Dataset items:

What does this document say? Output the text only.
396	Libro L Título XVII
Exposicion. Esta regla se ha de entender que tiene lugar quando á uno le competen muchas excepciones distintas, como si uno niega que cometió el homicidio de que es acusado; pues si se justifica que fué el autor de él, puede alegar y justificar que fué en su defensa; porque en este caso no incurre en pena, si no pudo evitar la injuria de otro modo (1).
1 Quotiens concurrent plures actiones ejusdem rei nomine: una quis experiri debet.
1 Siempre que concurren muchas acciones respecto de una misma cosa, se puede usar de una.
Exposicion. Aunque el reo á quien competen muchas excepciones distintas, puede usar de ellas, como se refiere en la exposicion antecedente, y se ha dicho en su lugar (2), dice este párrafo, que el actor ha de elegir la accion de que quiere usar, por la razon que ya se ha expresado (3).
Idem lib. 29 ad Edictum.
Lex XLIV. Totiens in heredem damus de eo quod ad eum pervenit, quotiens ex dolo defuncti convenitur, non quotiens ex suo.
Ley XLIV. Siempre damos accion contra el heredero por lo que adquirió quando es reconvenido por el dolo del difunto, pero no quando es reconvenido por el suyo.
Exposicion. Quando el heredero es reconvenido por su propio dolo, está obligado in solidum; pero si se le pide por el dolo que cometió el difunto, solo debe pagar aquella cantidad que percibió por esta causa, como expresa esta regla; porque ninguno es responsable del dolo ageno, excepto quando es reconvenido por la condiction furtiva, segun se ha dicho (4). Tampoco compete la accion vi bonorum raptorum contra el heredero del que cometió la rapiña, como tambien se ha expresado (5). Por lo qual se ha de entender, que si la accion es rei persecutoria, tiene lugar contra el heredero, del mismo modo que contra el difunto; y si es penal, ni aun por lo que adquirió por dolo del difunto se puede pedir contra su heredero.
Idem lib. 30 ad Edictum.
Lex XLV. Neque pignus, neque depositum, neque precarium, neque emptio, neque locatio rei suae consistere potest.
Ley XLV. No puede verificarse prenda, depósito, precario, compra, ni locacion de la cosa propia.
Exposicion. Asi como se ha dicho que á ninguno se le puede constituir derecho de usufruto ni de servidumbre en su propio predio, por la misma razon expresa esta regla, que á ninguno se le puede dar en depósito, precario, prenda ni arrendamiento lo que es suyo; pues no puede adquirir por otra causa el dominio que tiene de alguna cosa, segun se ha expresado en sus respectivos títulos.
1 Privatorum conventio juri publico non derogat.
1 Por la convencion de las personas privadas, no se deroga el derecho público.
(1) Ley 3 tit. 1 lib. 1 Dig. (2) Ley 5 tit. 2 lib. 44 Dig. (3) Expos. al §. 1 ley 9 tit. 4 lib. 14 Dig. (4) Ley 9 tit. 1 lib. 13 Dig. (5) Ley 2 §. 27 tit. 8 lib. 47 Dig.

#### Exercise instructions
Each of the records should be retyped exactly.

#### Full response
What does this document say? Output the text only.
396	Libro L Título XVII
Exposicion. Esta regla se ha de entender que tiene lugar quando á uno le competen muchas excepciones distintas, como si uno niega que cometió el homicidio de que es acusado; pues si se justifica que fué el autor de él, puede alegar y justificar que fué en su defensa; porque en este caso no incurre en pena, si no pudo evitar la injuria de otro modo (1).
1 Quotiens concurrent plures actiones ejusdem rei nomine: una quis experiri debet.
1 Siempre que concurren muchas acciones respecto de una misma cosa, se puede usar de una.
Exposicion. Aunque el reo á quien competen muchas excepciones distintas, puede usar de ellas, como se refiere en la exposicion antecedente, y se ha dicho en su lugar (2), dice este párrafo, que el actor ha de elegir la accion de que quiere usar, por la razon que ya se ha expresado (3).
Idem lib. 29 ad Edictum.
Lex XLIV. Totiens in heredem damus de eo quod ad eum pervenit, quotiens ex dolo defuncti convenitur, non quotiens ex suo.
Ley XLIV. Siempre damos accion contra el heredero por lo que adquirió quando es reconvenido por el dolo del difunto, pero no quando es reconvenido por el suyo.
Exposicion. Quando el heredero es reconvenido por su propio dolo, está obligado in solidum; pero si se le pide por el dolo que cometió el difunto, solo debe pagar aquella cantidad que percibió por esta causa, como expresa esta regla; porque ninguno es responsable del dolo ageno, excepto quando es reconvenido por la condiction furtiva, segun se ha dicho (4). Tampoco compete la accion vi bonorum raptorum contra el heredero del que cometió la rapiña, como tambien se ha expresado (5). Por lo qual se ha de entender, que si la accion es rei persecutoria, tiene lugar contra el heredero, del mismo modo que contra el difunto; y si es penal, ni aun por lo que adquirió por dolo del difunto se puede pedir contra su heredero.
Idem lib. 30 ad Edictum.
Lex XLV. Neque pignus, neque depositum, neque precarium, neque emptio, neque locatio rei suae consistere potest.
Ley XLV. No puede verificarse prenda, depósito, precario, compra, ni locacion de la cosa propia.
Exposicion. Asi como se ha dicho que á ninguno se le puede constituir derecho de usufruto ni de servidumbre en su propio predio, por la misma razon expresa esta regla, que á ninguno se le puede dar en depósito, precario, prenda ni arrendamiento lo que es suyo; pues no puede adquirir por otra causa el dominio que tiene de alguna cosa, segun se ha expresado en sus respectivos títulos.
1 Privatorum conventio juri publico non derogat.
1 Por la convencion de las personas privadas, no se deroga el derecho público.
(1) Ley 3 tit. 1 lib. 1 Dig. (2) Ley 5 tit. 2 lib. 44 Dig. (3) Expos. al §. 1 ley 9 tit. 4 lib. 14 Dig. (4) Ley 9 tit. 1 lib. 13 Dig. (5) Ley 2 §. 27 tit. 8 lib. 47 Dig.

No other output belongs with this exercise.